───── Exercise material

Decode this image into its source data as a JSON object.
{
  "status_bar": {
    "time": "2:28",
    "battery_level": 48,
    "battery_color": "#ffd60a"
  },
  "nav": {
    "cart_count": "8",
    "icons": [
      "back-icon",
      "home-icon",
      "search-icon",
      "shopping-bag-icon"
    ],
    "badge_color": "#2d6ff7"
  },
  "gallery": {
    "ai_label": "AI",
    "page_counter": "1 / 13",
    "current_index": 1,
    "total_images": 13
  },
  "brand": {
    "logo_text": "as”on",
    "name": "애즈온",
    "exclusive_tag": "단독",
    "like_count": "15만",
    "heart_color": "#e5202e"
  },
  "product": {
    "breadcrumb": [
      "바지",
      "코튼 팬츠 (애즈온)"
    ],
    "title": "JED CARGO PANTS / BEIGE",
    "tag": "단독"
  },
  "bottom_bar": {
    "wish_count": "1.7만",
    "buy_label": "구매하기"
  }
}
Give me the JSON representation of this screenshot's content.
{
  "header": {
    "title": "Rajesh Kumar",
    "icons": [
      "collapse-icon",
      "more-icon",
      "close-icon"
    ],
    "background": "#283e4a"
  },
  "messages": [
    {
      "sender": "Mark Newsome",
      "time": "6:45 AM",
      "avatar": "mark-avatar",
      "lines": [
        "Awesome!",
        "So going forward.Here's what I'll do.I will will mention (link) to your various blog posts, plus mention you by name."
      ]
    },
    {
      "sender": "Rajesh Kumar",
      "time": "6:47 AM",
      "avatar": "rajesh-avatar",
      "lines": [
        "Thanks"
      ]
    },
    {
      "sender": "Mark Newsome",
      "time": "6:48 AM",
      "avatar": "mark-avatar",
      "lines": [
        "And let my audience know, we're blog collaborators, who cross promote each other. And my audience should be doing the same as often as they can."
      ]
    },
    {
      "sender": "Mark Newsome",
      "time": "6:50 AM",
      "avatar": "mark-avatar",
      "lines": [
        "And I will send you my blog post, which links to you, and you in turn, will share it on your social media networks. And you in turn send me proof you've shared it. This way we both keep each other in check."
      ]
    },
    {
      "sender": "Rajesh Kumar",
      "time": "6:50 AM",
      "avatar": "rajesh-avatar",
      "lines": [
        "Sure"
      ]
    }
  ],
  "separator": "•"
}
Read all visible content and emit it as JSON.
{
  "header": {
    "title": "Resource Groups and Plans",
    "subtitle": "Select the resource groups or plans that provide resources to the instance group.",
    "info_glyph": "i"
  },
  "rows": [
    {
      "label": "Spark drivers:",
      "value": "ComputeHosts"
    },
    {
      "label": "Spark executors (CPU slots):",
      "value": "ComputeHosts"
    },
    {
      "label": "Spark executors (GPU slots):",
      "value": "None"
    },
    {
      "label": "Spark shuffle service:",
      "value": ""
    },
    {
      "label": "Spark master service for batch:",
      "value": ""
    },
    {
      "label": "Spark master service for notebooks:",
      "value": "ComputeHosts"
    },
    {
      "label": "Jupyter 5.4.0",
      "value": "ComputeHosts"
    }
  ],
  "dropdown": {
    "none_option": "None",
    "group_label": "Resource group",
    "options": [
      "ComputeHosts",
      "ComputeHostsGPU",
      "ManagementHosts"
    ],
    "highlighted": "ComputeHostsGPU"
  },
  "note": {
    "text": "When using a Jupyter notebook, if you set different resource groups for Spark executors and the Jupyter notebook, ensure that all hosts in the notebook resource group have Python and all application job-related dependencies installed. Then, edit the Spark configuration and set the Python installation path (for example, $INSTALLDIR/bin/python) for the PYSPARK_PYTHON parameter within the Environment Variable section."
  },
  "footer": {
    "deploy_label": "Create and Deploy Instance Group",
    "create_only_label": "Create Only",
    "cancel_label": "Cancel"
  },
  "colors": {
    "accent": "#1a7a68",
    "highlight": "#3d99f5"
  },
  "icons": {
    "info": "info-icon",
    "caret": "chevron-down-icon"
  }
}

──────────

Exercise task
Give back the whole listing, word for word.

Full response
Decode this image into its source data as a JSON object.
{
  "status_bar": {
    "time": "2:28",
    "battery_level": 48,
    "battery_color": "#ffd60a"
  },
  "nav": {
    "cart_count": "8",
    "icons": [
      "back-icon",
      "home-icon",
      "search-icon",
      "shopping-bag-icon"
    ],
    "badge_color": "#2d6ff7"
  },
  "gallery": {
    "ai_label": "AI",
    "page_counter": "1 / 13",
    "current_index": 1,
    "total_images": 13
  },
  "brand": {
    "logo_text": "as”on",
    "name": "애즈온",
    "exclusive_tag": "단독",
    "like_count": "15만",
    "heart_color": "#e5202e"
  },
  "product": {
    "breadcrumb": [
      "바지",
      "코튼 팬츠 (애즈온)"
    ],
    "title": "JED CARGO PANTS / BEIGE",
    "tag": "단독"
  },
  "bottom_bar": {
    "wish_count": "1.7만",
    "buy_label": "구매하기"
  }
}
Give me the JSON representation of this screenshot's content.
{
  "header": {
    "title": "Rajesh Kumar",
    "icons": [
      "collapse-icon",
      "more-icon",
      "close-icon"
    ],
    "background": "#283e4a"
  },
  "messages": [
    {
      "sender": "Mark Newsome",
      "time": "6:45 AM",
      "avatar": "mark-avatar",
      "lines": [
        "Awesome!",
        "So going forward.Here's what I'll do.I will will mention (link) to your various blog posts, plus mention you by name."
      ]
    },
    {
      "sender": "Rajesh Kumar",
      "time": "6:47 AM",
      "avatar": "rajesh-avatar",
      "lines": [
        "Thanks"
      ]
    },
    {
      "sender": "Mark Newsome",
      "time": "6:48 AM",
      "avatar": "mark-avatar",
      "lines": [
        "And let my audience know, we're blog collaborators, who cross promote each other. And my audience should be doing the same as often as they can."
      ]
    },
    {
      "sender": "Mark Newsome",
      "time": "6:50 AM",
      "avatar": "mark-avatar",
      "lines": [
        "And I will send you my blog post, which links to you, and you in turn, will share it on your social media networks. And you in turn send me proof you've shared it. This way we both keep each other in check."
      ]
    },
    {
      "sender": "Rajesh Kumar",
      "time": "6:50 AM",
      "avatar": "rajesh-avatar",
      "lines": [
        "Sure"
      ]
    }
  ],
  "separator": "•"
}
Read all visible content and emit it as JSON.
{
  "header": {
    "title": "Resource Groups and Plans",
    "subtitle": "Select the resource groups or plans that provide resources to the instance group.",
    "info_glyph": "i"
  },
  "rows": [
    {
      "label": "Spark drivers:",
      "value": "ComputeHosts"
    },
    {
      "label": "Spark executors (CPU slots):",
      "value": "ComputeHosts"
    },
    {
      "label": "Spark executors (GPU slots):",
      "value": "None"
    },
    {
      "label": "Spark shuffle service:",
      "value": ""
    },
    {
      "label": "Spark master service for batch:",
      "value": ""
    },
    {
      "label": "Spark master service for notebooks:",
      "value": "ComputeHosts"
    },
    {
      "label": "Jupyter 5.4.0",
      "value": "ComputeHosts"
    }
  ],
  "dropdown": {
    "none_option": "None",
    "group_label": "Resource group",
    "options": [
      "ComputeHosts",
      "ComputeHostsGPU",
      "ManagementHosts"
    ],
    "highlighted": "ComputeHostsGPU"
  },
  "note": {
    "text": "When using a Jupyter notebook, if you set different resource groups for Spark executors and the Jupyter notebook, ensure that all hosts in the notebook resource group have Python and all application job-related dependencies installed. Then, edit the Spark configuration and set the Python installation path (for example, $INSTALLDIR/bin/python) for the PYSPARK_PYTHON parameter within the Environment Variable section."
  },
  "footer": {
    "deploy_label": "Create and Deploy Instance Group",
    "create_only_label": "Create Only",
    "cancel_label": "Cancel"
  },
  "colors": {
    "accent": "#1a7a68",
    "highlight": "#3d99f5"
  },
  "icons": {
    "info": "info-icon",
    "caret": "chevron-down-icon"
  }
}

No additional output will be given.